* **Job**
Please replace "Adaptation" with "Resilience" in the stretch from the start of the records through the line that contains "slider-label: Reduced flood". Give those lines again with nothing else changed.

(Region and label listings)
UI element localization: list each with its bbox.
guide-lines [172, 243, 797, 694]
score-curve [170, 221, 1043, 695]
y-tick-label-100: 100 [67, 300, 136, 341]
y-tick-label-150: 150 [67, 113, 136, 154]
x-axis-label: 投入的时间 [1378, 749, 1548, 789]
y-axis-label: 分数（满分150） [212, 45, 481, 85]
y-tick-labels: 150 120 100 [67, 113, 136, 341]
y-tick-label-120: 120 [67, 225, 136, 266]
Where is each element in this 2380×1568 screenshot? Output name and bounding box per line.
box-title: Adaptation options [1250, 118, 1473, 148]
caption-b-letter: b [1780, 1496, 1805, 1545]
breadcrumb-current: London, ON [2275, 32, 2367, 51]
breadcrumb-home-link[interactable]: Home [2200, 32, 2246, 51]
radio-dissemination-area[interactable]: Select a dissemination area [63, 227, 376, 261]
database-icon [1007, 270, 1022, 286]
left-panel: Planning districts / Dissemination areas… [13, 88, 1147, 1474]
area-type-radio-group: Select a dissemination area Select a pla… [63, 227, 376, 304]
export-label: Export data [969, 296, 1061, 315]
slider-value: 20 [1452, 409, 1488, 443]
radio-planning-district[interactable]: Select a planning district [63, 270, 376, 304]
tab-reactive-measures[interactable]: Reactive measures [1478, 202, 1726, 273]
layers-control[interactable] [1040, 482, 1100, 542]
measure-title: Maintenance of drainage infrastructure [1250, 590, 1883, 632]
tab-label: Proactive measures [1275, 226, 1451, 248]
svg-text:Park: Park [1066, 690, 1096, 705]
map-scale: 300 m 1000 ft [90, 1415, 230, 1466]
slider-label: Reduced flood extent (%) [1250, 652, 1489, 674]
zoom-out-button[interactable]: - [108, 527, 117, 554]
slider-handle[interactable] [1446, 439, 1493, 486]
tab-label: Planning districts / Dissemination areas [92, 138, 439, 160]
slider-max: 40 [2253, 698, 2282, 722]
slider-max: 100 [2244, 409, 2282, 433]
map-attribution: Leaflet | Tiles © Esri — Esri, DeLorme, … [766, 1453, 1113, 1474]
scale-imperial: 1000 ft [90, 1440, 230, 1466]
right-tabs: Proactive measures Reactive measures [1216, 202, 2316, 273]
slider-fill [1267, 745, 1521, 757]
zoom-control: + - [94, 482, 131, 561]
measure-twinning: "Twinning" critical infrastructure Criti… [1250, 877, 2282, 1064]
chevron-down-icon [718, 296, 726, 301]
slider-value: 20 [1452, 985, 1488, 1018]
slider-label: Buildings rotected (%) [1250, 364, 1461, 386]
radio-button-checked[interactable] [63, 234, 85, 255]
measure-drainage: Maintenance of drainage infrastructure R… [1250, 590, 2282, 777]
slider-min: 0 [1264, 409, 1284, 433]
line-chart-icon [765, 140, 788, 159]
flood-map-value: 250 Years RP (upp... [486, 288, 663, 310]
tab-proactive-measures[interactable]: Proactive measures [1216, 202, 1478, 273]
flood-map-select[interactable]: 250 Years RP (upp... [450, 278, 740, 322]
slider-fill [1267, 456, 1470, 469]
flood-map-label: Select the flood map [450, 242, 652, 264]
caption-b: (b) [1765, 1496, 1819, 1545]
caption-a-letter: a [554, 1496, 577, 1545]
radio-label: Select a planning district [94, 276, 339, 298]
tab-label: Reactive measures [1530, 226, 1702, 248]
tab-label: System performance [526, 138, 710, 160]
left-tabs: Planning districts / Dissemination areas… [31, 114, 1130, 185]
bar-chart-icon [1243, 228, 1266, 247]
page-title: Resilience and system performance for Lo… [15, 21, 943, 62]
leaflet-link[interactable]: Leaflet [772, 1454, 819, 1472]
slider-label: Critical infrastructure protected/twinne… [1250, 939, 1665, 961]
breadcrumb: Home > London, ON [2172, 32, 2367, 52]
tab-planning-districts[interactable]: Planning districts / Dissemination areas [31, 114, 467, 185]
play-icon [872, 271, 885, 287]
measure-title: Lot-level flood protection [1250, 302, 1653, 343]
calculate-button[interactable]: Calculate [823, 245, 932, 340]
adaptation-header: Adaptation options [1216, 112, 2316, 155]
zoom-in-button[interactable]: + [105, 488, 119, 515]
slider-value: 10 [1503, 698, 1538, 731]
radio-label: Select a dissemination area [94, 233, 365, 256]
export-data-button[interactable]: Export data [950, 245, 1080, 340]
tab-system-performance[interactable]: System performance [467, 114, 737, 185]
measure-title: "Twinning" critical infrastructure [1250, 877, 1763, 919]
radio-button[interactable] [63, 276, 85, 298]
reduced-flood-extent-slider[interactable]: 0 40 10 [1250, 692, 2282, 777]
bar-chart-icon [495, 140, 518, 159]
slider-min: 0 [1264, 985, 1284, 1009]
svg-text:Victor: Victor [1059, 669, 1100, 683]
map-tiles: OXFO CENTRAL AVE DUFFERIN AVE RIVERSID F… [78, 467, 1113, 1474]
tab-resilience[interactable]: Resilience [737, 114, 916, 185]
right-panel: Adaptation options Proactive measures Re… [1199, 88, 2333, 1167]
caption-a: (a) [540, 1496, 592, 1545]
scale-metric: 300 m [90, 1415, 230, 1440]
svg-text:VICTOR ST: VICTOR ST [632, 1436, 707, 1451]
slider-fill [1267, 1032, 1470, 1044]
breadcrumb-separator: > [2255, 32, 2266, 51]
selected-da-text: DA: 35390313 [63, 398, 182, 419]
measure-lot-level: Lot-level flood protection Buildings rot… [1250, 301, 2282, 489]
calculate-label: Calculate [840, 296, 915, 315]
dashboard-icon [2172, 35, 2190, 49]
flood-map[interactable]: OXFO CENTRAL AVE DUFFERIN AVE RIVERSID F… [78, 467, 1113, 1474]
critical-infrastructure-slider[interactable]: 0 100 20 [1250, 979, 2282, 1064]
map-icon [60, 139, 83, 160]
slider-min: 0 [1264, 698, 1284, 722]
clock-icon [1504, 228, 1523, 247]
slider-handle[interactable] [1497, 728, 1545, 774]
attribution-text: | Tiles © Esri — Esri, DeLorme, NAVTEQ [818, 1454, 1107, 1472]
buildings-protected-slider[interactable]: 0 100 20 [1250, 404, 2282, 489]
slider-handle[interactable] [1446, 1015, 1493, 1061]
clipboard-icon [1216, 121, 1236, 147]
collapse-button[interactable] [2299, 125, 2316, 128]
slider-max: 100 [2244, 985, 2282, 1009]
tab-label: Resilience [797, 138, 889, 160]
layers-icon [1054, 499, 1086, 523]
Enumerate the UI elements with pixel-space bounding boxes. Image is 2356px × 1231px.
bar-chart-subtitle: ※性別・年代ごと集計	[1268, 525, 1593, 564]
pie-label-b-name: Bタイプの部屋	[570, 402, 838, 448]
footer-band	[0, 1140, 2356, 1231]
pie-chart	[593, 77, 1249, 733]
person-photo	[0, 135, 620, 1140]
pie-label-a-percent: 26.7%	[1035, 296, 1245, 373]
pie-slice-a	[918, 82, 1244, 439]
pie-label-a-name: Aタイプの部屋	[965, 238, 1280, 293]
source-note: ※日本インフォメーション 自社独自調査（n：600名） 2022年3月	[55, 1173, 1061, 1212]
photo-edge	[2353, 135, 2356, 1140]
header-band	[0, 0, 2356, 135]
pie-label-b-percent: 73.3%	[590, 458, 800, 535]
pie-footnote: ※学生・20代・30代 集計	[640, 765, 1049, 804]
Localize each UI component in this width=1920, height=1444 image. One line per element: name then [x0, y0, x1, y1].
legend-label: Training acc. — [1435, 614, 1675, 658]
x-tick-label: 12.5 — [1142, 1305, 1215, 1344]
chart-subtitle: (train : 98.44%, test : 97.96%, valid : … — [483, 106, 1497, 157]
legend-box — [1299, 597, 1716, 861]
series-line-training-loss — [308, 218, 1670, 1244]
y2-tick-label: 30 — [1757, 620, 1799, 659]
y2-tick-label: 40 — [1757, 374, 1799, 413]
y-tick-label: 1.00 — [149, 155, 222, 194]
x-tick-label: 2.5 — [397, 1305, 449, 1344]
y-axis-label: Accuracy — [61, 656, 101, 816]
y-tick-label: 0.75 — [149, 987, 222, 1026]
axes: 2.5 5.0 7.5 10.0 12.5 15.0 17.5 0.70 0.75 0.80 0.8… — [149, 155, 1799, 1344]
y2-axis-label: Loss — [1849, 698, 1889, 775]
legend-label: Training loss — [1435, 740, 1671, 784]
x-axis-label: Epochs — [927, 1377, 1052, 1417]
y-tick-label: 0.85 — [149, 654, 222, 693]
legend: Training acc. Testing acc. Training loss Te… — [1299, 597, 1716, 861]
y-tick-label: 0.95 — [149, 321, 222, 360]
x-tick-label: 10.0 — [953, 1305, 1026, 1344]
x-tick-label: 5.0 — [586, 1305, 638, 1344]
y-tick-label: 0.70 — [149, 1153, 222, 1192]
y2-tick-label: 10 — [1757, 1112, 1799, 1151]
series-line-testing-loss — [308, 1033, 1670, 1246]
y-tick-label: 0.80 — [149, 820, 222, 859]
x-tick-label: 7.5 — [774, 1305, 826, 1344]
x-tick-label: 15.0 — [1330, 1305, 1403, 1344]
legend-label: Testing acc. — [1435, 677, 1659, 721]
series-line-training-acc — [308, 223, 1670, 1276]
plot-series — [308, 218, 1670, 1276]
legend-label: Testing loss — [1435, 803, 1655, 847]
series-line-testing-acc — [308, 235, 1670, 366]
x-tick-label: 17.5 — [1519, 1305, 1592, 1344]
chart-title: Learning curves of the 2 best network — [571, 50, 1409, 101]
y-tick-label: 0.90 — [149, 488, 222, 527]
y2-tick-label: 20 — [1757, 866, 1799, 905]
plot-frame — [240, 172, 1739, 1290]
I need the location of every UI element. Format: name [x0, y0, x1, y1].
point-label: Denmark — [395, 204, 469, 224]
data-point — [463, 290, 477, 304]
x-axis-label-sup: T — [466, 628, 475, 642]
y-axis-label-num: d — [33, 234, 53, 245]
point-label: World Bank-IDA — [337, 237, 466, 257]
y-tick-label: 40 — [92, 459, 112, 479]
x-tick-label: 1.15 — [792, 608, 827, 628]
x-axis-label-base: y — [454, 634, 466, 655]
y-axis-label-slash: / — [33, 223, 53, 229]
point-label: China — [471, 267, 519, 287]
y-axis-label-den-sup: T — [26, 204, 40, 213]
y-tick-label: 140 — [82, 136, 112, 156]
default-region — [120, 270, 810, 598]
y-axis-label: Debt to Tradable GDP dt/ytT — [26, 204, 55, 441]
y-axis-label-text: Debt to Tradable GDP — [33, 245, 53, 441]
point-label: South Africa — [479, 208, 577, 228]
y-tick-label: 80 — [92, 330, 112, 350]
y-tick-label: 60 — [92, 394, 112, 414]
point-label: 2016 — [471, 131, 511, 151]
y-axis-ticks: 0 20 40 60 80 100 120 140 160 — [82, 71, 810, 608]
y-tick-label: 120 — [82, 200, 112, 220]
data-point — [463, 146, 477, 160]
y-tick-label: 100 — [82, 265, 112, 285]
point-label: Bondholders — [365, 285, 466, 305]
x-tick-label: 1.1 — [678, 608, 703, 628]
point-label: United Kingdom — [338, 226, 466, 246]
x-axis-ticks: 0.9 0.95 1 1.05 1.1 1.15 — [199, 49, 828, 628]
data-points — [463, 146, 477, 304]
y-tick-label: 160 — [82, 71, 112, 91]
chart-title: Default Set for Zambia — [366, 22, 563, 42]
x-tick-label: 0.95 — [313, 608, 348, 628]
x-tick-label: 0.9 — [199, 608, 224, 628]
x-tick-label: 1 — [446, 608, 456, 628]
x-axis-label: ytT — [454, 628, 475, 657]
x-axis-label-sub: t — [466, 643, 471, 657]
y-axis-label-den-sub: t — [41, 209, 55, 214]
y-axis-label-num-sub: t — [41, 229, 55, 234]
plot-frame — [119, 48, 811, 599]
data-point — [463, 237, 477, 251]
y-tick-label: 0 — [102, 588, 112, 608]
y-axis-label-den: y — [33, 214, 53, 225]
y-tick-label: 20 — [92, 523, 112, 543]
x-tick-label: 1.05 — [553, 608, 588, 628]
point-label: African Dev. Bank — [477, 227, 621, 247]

* **Final result**
UI element localization: list each with its bbox.
guide-lines [172, 243, 797, 694]
score-curve [170, 221, 1043, 695]
y-tick-label-100: 100 [67, 300, 136, 341]
y-tick-label-150: 150 [67, 113, 136, 154]
x-axis-label: 投入的时间 [1378, 749, 1548, 789]
y-axis-label: 分数（满分150） [212, 45, 481, 85]
y-tick-labels: 150 120 100 [67, 113, 136, 341]
y-tick-label-120: 120 [67, 225, 136, 266]
Where is each element in this 2380×1568 screenshot? Output name and bounding box per line.
box-title: Resilience options [1250, 118, 1473, 148]
caption-b-letter: b [1780, 1496, 1805, 1545]
breadcrumb-current: London, ON [2275, 32, 2367, 51]
breadcrumb-home-link[interactable]: Home [2200, 32, 2246, 51]
radio-dissemination-area[interactable]: Select a dissemination area [63, 227, 376, 261]
database-icon [1007, 270, 1022, 286]
left-panel: Planning districts / Dissemination areas… [13, 88, 1147, 1474]
area-type-radio-group: Select a dissemination area Select a pla… [63, 227, 376, 304]
export-label: Export data [969, 296, 1061, 315]
slider-value: 20 [1452, 409, 1488, 443]
radio-planning-district[interactable]: Select a planning district [63, 270, 376, 304]
tab-reactive-measures[interactable]: Reactive measures [1478, 202, 1726, 273]
layers-control[interactable] [1040, 482, 1100, 542]
measure-title: Maintenance of drainage infrastructure [1250, 590, 1883, 632]
tab-label: Proactive measures [1275, 226, 1451, 248]
svg-text:Park: Park [1066, 690, 1096, 705]
map-scale: 300 m 1000 ft [90, 1415, 230, 1466]
slider-label: Reduced flood extent (%) [1250, 652, 1489, 674]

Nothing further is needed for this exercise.